§ **Exercise details**
Look through the material below. Copy every line with the string "智能电视线上销售额" in it.

§ **Material to process**
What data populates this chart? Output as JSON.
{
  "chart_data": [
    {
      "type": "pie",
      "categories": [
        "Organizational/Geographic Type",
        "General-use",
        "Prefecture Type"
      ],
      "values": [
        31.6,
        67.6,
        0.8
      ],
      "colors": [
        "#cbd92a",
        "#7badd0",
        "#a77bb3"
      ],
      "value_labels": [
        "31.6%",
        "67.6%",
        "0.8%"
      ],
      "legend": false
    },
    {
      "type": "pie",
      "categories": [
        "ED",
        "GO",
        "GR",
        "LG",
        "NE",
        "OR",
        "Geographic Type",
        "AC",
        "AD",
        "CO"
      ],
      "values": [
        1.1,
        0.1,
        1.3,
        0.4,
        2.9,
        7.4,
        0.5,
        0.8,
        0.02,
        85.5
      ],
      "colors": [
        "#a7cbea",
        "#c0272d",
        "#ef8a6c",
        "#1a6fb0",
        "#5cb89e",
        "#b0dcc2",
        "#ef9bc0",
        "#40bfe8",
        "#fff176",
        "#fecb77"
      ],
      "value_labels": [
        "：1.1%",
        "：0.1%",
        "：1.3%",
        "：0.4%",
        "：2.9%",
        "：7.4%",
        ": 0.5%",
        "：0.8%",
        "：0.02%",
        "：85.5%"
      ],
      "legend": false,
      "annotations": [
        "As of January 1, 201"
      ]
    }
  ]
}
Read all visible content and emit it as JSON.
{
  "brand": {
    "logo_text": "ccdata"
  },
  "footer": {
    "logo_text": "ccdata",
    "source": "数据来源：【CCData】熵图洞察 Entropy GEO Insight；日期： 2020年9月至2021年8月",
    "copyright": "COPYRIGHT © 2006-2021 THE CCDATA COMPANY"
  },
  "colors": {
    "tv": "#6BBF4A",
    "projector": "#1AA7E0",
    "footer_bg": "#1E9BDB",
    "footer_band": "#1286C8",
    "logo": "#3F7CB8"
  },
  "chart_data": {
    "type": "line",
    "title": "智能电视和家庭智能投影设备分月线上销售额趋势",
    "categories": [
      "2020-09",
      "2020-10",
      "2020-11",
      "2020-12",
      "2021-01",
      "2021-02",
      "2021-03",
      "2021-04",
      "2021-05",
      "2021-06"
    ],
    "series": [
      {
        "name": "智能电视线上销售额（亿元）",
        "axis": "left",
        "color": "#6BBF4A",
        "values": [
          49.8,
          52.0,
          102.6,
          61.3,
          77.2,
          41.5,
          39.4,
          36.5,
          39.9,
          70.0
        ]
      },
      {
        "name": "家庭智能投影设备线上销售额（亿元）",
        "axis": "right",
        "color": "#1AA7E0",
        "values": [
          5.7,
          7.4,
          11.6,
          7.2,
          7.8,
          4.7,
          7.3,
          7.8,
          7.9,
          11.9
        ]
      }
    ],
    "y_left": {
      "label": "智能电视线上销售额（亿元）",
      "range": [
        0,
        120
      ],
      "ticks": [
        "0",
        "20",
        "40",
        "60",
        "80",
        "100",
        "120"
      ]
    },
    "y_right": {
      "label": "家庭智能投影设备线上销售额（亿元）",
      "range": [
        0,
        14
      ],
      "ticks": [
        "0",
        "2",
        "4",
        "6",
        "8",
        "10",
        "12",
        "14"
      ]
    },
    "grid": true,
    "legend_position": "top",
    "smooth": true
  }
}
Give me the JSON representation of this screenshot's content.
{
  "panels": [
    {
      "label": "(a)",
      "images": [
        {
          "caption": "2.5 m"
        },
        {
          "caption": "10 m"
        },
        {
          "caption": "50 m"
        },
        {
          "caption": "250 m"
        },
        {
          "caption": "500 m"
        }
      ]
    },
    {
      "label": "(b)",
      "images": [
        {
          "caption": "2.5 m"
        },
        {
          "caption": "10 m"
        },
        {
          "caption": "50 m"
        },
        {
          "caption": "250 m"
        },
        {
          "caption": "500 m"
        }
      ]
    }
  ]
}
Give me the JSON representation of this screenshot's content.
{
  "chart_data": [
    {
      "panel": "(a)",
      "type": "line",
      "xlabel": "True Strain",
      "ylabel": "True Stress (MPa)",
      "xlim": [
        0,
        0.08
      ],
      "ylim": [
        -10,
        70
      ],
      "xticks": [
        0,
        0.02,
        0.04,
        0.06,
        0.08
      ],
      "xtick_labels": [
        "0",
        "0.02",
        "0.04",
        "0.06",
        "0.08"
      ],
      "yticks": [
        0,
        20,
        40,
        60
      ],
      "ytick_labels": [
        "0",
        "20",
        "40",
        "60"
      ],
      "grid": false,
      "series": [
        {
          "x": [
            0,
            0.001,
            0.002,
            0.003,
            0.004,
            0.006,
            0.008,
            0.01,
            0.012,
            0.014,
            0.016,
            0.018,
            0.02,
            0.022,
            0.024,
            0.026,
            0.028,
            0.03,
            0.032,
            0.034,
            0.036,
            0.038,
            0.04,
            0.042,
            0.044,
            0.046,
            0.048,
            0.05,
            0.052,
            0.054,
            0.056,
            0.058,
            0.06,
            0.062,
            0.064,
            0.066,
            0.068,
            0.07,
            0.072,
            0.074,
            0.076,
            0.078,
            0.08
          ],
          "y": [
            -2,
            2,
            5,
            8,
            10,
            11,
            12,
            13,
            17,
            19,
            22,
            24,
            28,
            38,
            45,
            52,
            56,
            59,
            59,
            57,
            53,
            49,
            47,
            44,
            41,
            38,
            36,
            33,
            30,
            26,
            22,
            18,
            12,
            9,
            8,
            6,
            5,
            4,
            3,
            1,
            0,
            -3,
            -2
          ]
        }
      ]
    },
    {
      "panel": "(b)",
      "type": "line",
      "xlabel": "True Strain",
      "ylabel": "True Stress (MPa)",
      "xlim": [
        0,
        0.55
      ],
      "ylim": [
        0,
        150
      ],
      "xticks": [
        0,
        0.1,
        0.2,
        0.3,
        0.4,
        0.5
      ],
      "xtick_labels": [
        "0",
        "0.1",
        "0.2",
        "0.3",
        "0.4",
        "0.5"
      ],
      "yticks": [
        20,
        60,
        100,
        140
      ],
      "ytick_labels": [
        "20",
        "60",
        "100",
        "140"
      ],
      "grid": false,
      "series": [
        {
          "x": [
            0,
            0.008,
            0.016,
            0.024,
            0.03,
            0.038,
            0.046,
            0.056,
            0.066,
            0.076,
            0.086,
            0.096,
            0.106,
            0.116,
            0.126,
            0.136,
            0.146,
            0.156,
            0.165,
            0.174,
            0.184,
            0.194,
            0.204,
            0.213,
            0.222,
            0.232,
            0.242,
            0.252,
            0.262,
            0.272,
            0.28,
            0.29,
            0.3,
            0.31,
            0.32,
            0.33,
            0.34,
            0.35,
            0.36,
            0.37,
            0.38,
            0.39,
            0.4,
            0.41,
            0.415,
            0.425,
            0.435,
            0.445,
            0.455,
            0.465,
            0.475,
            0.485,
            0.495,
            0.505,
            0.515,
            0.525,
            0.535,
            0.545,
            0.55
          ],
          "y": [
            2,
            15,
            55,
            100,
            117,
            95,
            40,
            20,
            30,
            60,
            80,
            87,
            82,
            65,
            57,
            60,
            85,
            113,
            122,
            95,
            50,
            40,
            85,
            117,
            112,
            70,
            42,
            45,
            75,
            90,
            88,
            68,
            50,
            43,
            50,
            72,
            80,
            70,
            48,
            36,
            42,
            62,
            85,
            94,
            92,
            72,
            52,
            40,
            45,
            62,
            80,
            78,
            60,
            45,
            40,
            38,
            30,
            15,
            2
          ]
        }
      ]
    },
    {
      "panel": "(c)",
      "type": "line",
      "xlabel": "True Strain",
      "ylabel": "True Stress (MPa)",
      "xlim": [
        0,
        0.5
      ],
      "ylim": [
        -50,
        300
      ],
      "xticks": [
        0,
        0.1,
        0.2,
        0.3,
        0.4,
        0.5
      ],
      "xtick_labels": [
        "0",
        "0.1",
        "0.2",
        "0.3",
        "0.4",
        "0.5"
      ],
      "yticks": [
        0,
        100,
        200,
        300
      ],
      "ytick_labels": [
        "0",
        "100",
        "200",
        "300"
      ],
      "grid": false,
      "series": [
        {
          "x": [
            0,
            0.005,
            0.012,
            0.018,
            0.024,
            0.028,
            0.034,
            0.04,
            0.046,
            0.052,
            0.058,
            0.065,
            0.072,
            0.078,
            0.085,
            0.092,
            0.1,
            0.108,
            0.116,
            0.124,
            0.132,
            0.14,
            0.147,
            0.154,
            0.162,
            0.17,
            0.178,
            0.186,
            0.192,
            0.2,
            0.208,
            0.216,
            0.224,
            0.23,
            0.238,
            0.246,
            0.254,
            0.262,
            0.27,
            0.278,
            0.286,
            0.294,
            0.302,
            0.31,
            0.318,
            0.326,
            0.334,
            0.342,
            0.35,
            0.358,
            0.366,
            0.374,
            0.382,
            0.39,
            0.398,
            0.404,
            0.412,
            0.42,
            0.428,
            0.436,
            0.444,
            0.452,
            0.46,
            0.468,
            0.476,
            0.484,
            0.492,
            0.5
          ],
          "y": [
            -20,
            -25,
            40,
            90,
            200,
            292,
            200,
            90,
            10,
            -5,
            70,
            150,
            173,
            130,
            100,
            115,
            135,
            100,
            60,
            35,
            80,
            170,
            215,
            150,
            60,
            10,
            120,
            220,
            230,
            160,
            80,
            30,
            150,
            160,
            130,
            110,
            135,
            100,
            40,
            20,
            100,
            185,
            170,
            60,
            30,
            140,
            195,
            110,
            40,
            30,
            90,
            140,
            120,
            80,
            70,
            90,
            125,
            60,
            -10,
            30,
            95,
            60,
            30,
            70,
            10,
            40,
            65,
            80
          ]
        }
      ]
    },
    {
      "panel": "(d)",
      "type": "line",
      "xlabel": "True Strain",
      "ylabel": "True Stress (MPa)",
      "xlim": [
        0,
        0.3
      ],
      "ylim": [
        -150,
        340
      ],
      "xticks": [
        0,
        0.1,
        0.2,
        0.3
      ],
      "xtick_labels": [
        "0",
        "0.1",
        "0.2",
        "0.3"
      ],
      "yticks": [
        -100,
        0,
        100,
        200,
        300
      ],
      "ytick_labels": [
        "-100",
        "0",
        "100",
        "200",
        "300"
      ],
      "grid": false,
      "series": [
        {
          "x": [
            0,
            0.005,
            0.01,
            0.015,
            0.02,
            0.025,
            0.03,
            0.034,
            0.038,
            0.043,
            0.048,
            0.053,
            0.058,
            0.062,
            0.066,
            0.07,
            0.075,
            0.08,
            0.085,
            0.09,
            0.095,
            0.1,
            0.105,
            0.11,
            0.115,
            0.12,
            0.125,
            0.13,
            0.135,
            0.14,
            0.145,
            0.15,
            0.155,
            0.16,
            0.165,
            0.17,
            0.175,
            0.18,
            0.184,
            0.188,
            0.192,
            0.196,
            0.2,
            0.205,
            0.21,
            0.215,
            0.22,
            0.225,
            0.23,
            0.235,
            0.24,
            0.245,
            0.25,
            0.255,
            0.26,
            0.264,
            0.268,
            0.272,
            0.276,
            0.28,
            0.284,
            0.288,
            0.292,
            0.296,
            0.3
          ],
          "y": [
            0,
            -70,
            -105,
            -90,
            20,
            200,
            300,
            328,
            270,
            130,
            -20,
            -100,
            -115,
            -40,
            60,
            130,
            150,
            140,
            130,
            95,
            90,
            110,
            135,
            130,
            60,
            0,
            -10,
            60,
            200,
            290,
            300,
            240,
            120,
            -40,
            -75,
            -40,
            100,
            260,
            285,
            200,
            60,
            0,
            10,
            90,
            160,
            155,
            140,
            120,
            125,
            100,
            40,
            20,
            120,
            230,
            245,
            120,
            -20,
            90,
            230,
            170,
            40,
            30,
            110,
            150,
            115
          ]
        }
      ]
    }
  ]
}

§ **Written solution**
        "name": "智能电视线上销售额（亿元）",
      "label": "智能电视线上销售额（亿元）",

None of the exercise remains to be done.